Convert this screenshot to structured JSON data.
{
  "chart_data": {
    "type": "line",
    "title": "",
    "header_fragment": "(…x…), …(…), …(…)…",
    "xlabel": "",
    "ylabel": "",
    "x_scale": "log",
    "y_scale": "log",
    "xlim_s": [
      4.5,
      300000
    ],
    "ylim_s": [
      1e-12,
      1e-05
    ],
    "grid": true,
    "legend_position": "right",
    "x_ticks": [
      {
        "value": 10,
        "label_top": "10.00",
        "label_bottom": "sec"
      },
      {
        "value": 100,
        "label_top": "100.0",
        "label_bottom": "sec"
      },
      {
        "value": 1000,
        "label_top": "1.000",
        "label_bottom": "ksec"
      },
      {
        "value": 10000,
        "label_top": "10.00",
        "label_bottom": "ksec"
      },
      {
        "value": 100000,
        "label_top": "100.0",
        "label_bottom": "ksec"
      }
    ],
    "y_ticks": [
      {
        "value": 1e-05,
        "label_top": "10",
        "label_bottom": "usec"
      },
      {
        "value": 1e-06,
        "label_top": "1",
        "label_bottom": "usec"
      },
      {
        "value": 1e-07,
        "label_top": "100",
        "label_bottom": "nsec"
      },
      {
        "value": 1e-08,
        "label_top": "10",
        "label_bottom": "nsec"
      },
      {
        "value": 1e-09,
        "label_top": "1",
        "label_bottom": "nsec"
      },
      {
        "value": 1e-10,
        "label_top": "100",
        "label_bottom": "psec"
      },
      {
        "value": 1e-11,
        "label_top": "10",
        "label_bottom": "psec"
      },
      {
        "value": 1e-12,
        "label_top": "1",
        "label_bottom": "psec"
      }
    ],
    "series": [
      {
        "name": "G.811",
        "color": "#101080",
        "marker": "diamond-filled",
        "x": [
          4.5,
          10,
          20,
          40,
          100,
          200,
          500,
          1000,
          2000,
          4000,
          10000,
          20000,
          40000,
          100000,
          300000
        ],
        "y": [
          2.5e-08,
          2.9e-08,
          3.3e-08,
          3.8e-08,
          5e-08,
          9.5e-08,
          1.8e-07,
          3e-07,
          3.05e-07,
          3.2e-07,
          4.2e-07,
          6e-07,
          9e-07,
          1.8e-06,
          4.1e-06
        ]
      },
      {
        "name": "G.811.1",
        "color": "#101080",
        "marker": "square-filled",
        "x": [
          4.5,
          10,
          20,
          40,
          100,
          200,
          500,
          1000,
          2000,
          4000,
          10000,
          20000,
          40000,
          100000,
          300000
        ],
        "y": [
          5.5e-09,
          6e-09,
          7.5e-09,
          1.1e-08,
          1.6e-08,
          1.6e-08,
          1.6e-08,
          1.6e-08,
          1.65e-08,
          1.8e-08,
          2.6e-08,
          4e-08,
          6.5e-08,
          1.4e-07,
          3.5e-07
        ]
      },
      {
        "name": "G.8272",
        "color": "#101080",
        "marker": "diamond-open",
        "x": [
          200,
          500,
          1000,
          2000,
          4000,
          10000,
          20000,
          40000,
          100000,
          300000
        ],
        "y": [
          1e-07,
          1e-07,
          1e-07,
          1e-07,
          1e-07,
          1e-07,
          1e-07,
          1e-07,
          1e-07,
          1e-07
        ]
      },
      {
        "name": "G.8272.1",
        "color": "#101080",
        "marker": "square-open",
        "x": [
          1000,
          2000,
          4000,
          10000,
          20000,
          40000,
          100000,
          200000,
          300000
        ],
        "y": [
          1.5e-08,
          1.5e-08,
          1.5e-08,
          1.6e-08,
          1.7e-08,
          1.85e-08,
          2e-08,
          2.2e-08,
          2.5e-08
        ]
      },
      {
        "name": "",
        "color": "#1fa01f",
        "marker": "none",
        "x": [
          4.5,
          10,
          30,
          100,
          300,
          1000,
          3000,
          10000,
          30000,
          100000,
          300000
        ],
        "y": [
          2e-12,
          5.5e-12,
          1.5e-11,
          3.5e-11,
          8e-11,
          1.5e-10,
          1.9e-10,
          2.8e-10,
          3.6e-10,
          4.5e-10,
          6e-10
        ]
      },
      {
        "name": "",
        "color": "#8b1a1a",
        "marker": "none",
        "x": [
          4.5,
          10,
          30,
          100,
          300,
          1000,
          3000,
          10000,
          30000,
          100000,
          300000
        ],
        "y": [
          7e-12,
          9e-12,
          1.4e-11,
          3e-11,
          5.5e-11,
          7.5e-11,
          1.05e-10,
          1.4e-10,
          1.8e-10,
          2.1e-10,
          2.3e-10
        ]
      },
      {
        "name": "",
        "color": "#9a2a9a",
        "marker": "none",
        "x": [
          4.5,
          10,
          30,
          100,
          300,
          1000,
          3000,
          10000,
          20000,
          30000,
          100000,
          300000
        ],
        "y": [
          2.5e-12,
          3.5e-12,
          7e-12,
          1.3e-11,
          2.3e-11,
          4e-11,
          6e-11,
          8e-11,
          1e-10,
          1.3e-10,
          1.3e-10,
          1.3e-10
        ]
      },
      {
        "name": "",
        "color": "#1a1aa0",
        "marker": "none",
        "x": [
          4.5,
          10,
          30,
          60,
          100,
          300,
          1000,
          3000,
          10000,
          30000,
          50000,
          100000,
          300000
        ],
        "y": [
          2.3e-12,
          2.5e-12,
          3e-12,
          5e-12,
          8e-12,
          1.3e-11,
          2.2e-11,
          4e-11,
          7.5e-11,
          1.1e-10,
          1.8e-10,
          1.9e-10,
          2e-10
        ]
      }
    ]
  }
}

_ _ _ _ _ _ _

*GOAL*: Give nothing but the number of lines containing the string "square".

*OUTPUT OF THE EXERCISE*: 2